Figure data in JSON
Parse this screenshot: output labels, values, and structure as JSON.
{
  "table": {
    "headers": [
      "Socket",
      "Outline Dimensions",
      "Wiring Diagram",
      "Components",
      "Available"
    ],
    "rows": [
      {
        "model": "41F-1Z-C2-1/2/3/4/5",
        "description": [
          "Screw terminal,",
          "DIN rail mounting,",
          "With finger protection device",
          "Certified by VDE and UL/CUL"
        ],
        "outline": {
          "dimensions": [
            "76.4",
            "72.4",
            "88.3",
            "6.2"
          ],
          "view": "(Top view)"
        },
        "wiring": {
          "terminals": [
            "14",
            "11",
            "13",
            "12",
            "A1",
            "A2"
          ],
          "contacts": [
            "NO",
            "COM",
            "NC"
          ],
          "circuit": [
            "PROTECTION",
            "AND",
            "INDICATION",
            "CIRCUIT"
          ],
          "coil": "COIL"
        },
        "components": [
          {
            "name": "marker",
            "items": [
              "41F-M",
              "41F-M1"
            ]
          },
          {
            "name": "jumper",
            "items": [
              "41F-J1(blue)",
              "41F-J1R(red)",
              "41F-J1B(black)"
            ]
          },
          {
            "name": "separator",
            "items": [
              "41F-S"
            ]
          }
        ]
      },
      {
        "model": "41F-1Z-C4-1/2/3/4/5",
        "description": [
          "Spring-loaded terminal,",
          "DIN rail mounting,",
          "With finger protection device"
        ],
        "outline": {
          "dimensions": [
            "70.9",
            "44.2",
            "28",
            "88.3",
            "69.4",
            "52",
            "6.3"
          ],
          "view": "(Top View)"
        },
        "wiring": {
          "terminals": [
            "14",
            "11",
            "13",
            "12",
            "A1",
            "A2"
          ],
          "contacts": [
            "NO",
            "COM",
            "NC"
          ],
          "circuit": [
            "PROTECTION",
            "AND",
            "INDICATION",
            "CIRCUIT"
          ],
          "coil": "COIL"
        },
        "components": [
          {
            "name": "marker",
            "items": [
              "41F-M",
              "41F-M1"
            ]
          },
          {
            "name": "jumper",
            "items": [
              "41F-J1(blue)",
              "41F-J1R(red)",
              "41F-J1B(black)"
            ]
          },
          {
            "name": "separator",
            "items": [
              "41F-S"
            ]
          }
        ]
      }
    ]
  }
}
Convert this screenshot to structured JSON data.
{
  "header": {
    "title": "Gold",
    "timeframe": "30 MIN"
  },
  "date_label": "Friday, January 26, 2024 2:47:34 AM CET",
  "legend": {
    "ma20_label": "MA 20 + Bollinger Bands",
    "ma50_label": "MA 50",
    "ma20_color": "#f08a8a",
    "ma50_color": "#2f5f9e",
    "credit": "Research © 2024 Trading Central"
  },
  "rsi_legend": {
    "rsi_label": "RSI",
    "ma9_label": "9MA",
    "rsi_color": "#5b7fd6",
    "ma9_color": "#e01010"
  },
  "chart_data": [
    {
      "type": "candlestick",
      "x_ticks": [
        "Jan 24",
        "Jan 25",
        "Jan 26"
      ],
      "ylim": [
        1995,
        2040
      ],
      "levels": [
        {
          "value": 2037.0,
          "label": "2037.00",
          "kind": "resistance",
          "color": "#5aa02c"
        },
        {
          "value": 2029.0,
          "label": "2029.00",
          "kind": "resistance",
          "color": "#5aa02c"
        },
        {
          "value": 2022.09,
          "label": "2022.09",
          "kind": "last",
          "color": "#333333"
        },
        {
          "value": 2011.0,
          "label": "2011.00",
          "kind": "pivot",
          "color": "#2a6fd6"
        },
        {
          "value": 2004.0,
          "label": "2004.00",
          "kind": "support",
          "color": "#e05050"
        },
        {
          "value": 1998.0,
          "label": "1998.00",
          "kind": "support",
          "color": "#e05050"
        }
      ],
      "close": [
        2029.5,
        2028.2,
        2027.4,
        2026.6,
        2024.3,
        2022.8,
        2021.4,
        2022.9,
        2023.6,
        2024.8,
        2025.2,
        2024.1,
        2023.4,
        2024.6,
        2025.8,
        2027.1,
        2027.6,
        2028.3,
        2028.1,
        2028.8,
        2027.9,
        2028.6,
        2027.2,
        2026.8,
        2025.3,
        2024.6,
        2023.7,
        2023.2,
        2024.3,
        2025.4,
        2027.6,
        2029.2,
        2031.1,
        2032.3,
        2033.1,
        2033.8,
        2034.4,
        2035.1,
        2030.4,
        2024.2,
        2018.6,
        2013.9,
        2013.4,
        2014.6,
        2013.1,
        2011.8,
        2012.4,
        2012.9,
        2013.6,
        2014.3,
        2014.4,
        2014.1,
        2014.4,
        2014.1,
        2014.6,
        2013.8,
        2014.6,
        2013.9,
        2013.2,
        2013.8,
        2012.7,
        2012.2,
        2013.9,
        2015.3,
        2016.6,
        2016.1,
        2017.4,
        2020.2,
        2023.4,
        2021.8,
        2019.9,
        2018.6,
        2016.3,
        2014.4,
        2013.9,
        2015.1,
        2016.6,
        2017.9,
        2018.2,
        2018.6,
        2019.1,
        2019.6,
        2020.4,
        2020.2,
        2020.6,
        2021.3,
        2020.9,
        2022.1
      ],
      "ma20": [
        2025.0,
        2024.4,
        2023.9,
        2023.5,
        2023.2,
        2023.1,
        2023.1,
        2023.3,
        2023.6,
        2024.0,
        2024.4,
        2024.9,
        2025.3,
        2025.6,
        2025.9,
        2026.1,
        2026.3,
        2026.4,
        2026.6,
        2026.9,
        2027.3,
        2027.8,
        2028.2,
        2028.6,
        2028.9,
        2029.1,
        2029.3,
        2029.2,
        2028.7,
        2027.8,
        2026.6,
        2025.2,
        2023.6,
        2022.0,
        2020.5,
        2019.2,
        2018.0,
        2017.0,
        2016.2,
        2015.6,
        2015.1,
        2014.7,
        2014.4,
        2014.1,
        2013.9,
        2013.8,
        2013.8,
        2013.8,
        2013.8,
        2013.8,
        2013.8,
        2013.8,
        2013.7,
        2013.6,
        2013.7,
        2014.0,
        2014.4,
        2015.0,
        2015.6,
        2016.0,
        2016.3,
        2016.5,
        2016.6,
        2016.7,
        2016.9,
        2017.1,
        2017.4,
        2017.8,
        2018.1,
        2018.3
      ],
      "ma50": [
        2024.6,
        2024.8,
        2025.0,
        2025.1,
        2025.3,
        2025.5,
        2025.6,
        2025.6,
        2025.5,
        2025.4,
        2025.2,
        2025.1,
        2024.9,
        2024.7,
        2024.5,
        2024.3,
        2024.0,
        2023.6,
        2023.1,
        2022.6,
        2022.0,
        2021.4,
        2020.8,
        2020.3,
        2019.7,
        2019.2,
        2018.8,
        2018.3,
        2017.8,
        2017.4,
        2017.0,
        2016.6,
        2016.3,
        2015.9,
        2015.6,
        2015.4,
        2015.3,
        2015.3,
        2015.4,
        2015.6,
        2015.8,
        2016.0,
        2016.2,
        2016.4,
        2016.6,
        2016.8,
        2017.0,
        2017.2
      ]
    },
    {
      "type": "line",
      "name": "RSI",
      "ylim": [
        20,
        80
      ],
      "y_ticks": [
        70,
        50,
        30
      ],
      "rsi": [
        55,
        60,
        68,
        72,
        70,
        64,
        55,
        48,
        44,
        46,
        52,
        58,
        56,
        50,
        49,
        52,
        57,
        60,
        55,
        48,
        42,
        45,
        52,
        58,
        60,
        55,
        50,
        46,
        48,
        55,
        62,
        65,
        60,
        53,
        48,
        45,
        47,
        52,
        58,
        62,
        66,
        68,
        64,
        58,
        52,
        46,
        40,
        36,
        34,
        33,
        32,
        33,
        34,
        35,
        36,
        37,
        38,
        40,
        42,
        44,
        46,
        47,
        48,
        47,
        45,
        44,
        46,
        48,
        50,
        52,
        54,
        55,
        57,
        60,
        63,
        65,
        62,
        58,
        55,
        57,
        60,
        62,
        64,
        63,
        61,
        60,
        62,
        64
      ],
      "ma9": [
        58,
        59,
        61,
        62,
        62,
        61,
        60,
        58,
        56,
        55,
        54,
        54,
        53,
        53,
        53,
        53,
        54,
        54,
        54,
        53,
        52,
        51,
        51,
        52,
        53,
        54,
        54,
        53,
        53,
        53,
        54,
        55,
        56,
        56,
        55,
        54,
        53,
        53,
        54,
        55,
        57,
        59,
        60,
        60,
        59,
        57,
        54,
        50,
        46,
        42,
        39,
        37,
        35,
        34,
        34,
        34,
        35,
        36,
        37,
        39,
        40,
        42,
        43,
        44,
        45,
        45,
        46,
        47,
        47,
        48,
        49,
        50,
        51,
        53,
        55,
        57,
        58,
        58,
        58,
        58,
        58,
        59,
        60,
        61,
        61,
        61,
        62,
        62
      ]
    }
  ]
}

...

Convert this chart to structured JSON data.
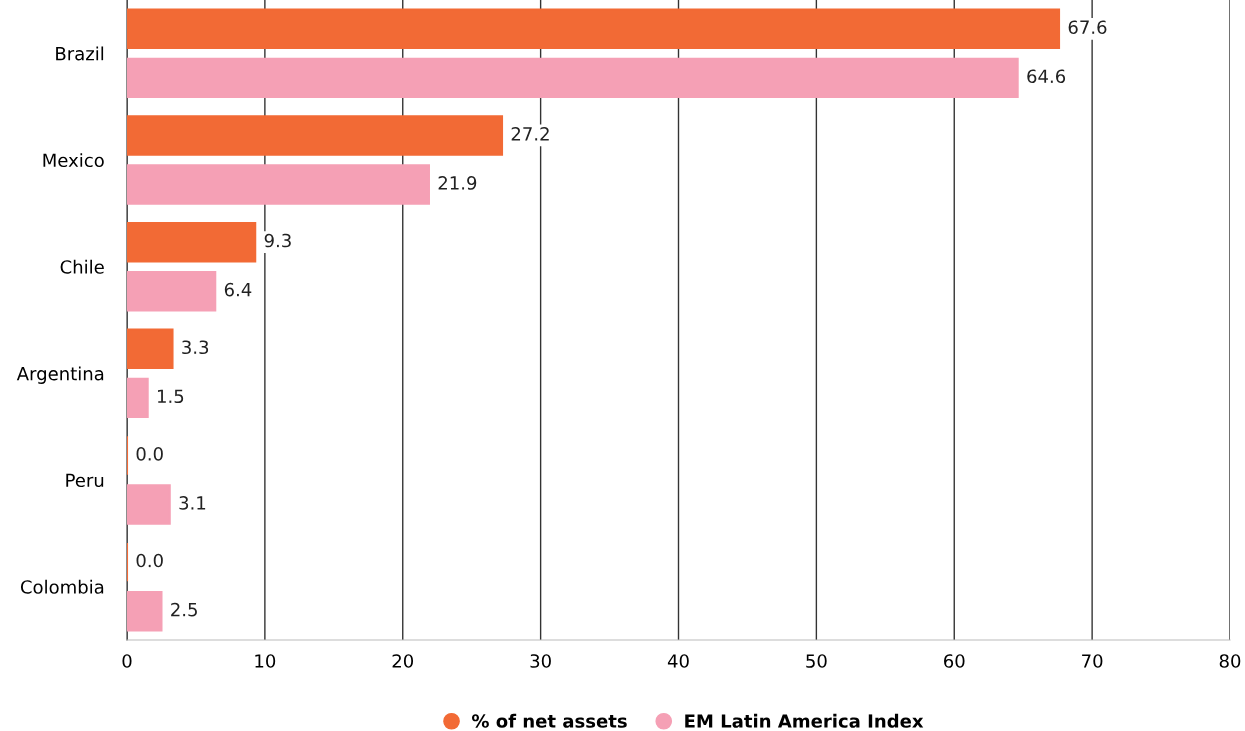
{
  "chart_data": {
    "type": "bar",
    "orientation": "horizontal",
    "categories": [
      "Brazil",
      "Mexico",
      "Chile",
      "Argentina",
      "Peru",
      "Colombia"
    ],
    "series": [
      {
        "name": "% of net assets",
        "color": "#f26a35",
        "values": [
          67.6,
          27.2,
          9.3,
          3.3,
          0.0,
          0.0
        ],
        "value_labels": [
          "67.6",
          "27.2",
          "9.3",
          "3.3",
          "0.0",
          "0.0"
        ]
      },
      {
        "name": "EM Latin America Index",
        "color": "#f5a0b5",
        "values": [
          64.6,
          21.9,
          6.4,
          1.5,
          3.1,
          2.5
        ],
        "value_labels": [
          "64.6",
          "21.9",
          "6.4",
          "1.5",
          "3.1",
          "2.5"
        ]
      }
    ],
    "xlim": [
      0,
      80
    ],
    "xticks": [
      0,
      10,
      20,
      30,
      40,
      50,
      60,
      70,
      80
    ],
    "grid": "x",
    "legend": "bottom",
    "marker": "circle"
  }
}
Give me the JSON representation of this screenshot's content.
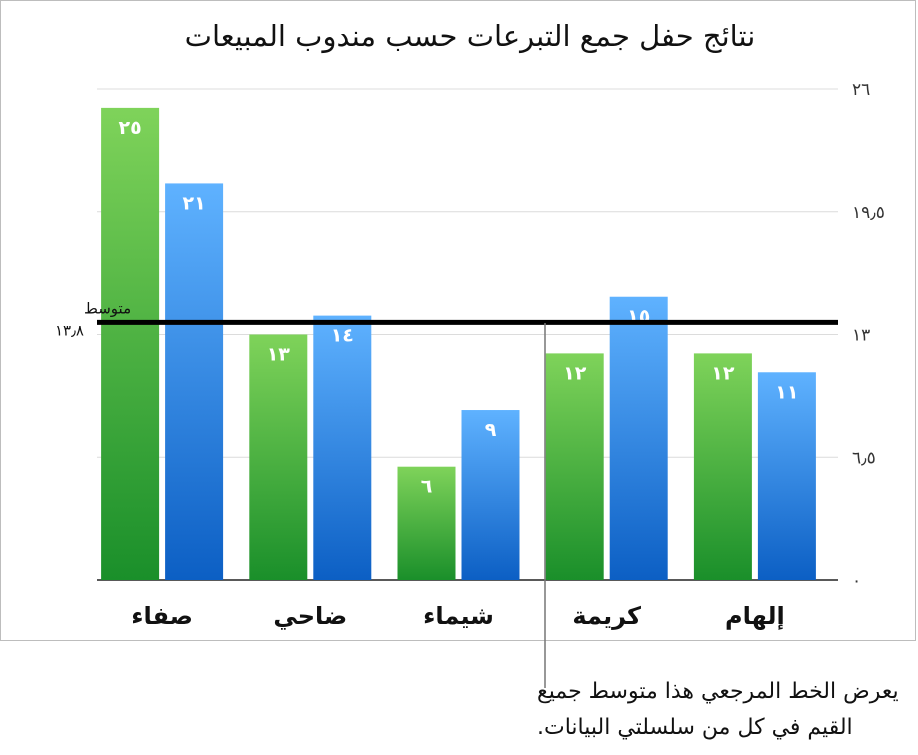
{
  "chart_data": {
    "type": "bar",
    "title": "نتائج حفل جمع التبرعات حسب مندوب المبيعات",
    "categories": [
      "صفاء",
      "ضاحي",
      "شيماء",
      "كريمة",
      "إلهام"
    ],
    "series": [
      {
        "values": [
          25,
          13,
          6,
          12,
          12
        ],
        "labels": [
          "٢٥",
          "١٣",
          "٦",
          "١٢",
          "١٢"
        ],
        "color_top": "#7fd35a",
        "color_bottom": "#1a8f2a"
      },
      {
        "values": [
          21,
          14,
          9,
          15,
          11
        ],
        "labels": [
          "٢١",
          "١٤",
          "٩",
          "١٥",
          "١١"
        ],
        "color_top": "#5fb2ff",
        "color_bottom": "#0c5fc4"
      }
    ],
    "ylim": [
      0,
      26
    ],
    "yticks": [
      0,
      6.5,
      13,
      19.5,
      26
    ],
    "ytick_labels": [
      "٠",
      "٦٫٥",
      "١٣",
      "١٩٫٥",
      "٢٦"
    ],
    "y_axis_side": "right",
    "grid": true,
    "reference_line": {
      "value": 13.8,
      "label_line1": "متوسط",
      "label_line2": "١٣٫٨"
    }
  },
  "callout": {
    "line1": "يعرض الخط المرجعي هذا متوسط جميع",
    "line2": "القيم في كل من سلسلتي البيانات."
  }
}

## [Aim of the exercise]
Search the records above for "With". Copy each line where it is found.

## [Answer below]
          "With finger protection device",
          "With finger protection device"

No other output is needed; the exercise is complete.